►

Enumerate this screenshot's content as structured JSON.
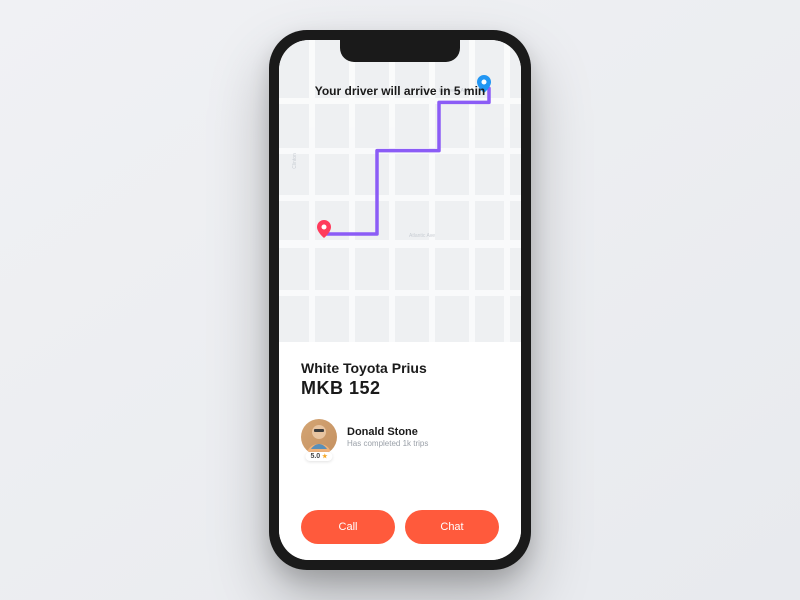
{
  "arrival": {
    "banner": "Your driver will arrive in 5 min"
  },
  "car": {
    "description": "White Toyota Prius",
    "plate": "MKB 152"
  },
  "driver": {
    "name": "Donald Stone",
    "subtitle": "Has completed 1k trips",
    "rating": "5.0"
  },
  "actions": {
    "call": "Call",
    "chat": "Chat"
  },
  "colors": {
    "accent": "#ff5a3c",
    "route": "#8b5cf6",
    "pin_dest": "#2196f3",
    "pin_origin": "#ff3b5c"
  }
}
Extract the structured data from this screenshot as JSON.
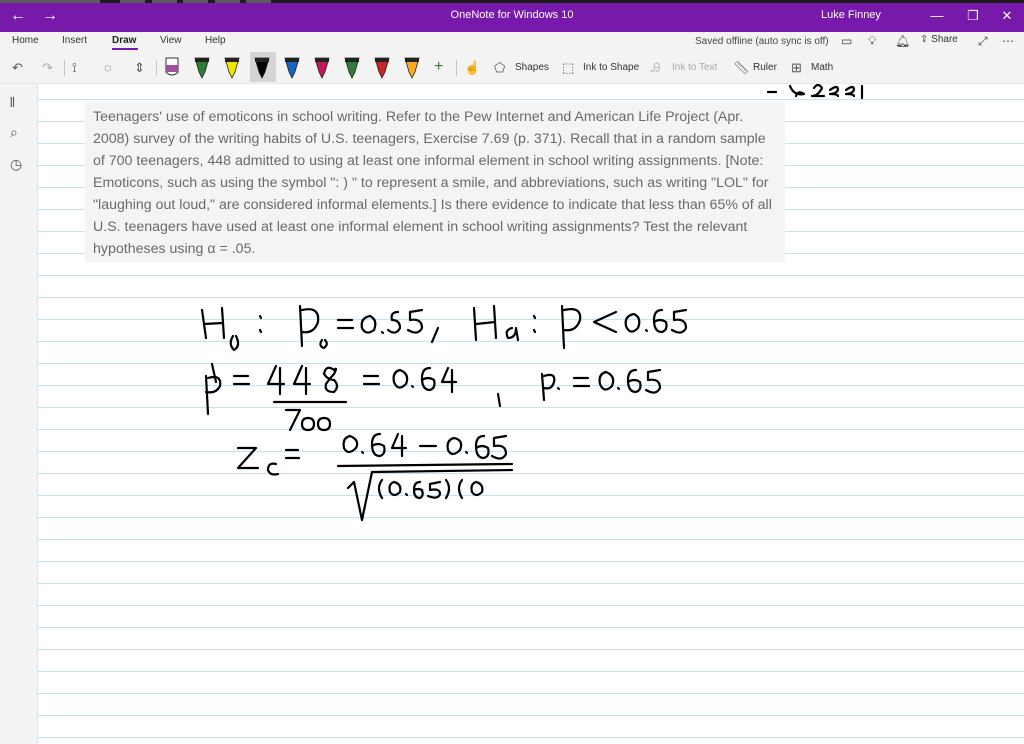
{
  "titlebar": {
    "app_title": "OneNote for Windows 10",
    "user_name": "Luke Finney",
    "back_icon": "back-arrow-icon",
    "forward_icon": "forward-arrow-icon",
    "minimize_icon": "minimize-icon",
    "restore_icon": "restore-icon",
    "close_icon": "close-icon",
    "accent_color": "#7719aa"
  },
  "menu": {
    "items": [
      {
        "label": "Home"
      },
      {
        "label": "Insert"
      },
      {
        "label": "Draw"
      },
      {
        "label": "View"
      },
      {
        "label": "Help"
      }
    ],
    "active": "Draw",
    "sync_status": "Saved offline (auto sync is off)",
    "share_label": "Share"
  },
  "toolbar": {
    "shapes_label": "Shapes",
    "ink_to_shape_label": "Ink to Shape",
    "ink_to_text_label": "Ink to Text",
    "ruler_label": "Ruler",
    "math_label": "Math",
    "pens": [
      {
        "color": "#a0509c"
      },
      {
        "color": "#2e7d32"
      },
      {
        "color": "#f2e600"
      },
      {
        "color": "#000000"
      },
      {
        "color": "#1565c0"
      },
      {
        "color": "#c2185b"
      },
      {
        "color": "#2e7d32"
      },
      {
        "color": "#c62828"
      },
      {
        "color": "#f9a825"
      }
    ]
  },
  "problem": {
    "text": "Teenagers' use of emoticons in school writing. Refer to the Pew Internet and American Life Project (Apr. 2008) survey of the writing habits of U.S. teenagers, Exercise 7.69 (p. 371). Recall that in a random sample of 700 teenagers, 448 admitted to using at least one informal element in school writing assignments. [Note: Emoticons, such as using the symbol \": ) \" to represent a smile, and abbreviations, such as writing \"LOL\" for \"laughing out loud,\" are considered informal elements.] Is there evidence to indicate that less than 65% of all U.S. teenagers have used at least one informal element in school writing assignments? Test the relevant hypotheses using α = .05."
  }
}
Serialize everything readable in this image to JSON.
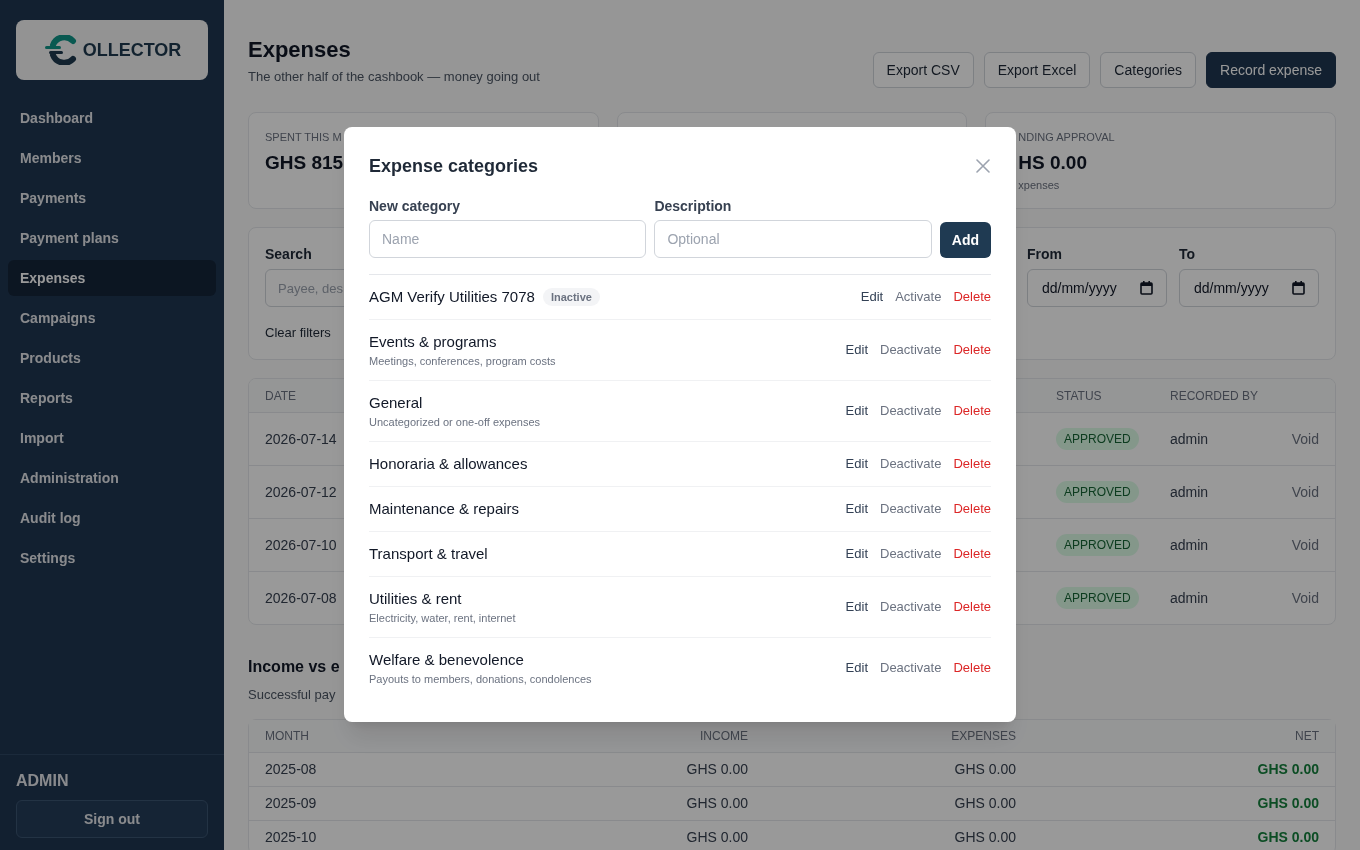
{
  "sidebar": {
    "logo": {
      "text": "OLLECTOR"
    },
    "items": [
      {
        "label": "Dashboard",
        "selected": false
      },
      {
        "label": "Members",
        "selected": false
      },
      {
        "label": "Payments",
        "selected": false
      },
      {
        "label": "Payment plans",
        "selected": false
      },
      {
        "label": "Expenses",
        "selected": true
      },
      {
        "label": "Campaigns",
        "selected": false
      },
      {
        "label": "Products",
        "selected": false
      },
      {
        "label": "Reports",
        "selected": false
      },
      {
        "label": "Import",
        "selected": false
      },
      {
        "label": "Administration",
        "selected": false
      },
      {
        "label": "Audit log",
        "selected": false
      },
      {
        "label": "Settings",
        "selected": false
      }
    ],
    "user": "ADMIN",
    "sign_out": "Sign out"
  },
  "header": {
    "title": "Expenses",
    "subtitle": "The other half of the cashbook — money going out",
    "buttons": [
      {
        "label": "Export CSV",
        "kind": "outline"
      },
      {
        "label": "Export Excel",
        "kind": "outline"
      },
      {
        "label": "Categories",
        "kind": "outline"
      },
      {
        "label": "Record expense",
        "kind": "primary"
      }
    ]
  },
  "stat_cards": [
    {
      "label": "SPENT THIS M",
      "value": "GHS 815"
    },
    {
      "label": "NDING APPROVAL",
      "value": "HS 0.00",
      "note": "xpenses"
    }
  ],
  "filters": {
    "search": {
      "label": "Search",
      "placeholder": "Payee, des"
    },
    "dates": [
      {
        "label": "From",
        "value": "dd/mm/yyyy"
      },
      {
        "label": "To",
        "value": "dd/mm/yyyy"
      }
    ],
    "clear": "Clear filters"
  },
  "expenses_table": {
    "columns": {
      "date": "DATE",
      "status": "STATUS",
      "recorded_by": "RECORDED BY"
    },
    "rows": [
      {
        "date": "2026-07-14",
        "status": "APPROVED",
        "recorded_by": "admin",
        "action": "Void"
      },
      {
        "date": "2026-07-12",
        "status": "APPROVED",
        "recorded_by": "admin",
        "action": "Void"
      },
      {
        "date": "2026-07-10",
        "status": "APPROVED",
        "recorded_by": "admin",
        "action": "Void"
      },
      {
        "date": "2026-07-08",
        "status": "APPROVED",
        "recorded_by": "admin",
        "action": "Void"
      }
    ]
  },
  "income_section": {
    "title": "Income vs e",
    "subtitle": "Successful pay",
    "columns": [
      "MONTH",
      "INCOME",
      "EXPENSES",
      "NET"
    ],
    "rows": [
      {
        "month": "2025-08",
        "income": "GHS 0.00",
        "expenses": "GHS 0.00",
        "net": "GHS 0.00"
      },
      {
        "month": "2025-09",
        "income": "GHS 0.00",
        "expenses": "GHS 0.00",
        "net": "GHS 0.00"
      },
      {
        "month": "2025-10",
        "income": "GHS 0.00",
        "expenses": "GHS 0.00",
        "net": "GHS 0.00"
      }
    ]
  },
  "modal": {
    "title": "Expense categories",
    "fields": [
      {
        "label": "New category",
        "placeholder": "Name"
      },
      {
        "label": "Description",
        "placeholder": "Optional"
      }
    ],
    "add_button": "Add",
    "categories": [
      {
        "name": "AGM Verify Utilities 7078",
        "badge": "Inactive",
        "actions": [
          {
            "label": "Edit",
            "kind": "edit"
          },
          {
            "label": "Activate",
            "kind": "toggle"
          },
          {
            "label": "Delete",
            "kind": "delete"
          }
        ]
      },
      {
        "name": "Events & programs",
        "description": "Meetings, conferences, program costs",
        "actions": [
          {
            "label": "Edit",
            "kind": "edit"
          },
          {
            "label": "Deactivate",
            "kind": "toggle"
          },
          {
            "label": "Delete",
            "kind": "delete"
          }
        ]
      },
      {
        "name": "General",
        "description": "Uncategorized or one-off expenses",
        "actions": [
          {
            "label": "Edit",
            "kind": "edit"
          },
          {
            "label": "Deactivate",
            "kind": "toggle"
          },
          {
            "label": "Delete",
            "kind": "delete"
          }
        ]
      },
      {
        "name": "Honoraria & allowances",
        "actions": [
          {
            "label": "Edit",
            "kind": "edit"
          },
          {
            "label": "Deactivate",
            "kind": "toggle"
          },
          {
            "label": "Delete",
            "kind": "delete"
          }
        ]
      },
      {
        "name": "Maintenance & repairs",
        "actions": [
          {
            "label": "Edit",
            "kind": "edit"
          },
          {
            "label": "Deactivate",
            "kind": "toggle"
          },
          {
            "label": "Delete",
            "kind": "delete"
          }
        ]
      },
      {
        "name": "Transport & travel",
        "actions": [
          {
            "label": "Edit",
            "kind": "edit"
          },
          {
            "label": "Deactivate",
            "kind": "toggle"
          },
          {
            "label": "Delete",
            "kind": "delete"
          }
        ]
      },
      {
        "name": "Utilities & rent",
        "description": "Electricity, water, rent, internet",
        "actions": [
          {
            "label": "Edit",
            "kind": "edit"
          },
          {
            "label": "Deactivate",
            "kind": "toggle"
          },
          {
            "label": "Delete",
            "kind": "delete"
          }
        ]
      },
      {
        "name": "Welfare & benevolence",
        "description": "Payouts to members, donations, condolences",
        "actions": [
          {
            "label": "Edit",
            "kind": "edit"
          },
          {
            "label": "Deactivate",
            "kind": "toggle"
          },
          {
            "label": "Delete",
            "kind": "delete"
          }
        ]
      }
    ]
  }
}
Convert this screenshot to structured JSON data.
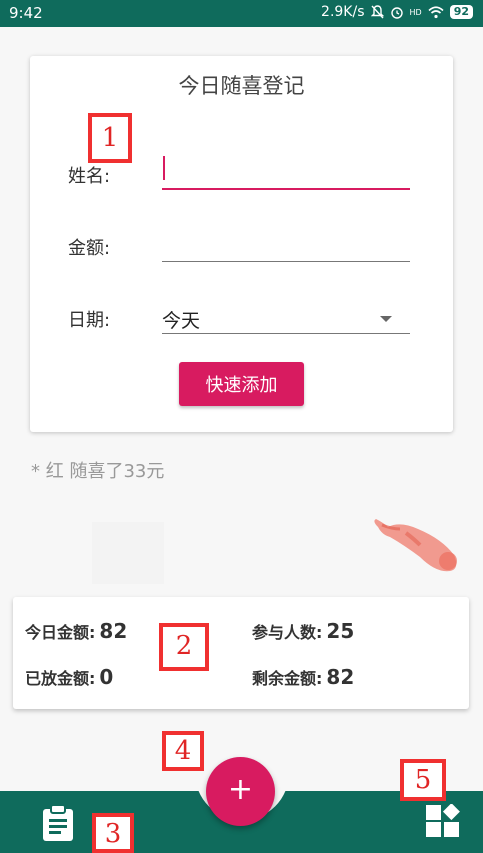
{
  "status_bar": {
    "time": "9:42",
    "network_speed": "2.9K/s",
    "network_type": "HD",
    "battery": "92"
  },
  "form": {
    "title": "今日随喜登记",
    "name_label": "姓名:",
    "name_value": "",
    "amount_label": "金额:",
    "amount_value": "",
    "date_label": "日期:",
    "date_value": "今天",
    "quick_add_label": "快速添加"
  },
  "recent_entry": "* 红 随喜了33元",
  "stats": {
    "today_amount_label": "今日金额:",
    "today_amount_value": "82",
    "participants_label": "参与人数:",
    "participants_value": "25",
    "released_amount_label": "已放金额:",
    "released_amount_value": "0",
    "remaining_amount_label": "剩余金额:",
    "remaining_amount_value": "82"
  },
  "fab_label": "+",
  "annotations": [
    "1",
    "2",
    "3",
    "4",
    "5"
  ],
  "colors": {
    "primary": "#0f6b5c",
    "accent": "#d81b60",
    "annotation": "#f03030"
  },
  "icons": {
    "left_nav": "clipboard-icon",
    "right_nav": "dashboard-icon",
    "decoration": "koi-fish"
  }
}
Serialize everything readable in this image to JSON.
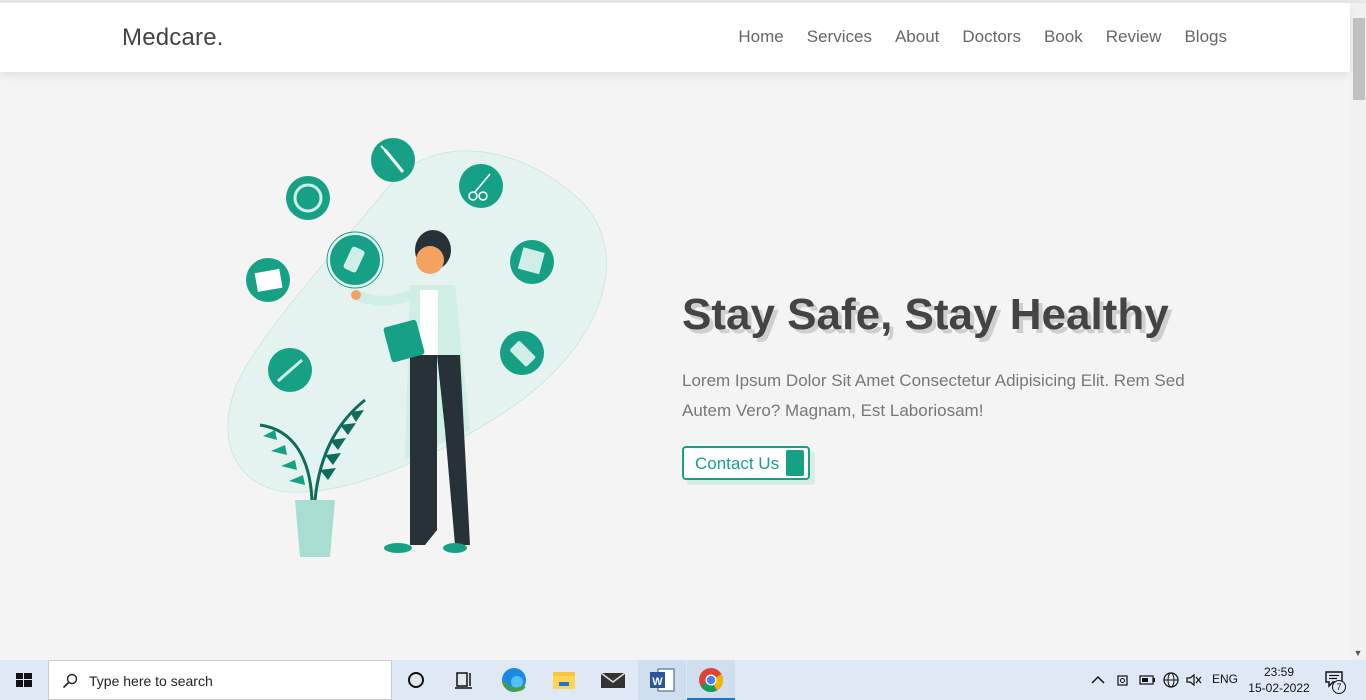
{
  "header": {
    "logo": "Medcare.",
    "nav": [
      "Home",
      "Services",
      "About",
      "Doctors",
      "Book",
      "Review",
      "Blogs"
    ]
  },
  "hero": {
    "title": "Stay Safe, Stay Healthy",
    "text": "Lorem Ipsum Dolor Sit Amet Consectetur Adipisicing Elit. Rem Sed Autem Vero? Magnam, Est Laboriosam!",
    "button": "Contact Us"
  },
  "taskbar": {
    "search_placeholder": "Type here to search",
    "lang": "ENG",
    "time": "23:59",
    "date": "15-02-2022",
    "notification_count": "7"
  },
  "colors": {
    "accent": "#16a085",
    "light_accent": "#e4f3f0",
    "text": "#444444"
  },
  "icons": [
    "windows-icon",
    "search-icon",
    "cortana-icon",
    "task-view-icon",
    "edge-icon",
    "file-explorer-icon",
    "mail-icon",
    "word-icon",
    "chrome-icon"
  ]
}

◄

REQUIREMENTS | Using the listing above, pull out all lines that hold the word "JSON".

TASK RESULT |
Enumerate this screenshot's content as structured JSON.
Extract the structured data from this screenshot as JSON.
Serialize everything readable in this image to JSON.
Convert this screenshot to structured JSON data.
Serialize everything readable in this image to JSON.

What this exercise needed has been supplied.